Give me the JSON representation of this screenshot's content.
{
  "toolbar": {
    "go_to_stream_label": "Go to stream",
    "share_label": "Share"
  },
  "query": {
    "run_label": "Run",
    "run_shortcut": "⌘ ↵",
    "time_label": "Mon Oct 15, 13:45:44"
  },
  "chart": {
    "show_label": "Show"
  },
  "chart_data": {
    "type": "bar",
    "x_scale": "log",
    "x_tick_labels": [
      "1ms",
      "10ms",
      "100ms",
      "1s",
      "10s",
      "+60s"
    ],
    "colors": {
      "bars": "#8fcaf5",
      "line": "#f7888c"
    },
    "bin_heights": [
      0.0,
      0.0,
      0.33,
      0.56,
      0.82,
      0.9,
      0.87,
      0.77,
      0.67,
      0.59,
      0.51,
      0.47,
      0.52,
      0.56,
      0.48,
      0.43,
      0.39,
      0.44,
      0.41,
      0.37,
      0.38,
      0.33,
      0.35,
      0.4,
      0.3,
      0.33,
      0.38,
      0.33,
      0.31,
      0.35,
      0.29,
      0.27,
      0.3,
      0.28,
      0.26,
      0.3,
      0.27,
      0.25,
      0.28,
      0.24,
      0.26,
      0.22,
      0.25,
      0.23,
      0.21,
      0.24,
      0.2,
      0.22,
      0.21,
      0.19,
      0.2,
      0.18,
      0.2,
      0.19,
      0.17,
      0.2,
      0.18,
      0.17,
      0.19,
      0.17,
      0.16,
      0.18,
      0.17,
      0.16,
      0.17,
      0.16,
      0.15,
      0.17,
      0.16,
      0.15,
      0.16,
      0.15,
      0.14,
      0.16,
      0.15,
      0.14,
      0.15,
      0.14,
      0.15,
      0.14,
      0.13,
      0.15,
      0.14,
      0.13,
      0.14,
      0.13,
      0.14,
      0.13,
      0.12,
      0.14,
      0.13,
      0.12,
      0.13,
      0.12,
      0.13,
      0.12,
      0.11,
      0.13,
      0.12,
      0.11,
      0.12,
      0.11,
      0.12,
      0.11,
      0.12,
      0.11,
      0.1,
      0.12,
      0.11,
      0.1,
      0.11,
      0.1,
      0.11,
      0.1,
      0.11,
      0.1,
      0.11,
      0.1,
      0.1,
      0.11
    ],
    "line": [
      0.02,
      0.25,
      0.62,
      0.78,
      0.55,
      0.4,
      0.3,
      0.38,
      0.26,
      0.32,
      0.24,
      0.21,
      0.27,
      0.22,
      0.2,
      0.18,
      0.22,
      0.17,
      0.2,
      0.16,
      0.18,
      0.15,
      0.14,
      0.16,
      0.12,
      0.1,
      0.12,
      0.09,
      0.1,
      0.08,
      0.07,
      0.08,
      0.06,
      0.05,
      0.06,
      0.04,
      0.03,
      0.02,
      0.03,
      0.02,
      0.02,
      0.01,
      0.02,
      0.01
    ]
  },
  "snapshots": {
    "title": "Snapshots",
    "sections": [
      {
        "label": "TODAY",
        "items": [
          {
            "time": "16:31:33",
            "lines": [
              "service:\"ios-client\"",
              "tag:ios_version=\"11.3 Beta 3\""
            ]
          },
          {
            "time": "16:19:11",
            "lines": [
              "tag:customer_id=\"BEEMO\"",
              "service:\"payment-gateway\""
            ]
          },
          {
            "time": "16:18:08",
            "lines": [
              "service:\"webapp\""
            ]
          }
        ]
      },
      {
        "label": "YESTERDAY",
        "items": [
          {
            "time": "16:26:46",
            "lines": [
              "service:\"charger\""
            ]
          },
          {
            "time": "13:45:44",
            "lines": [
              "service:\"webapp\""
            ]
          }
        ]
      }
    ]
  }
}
+++
## Instruction
Copy every line of the data that holds the string "service".

## Result for this exercise
              "service:\"ios-client\"",
              "service:\"payment-gateway\""
              "service:\"webapp\""
              "service:\"charger\""
              "service:\"webapp\""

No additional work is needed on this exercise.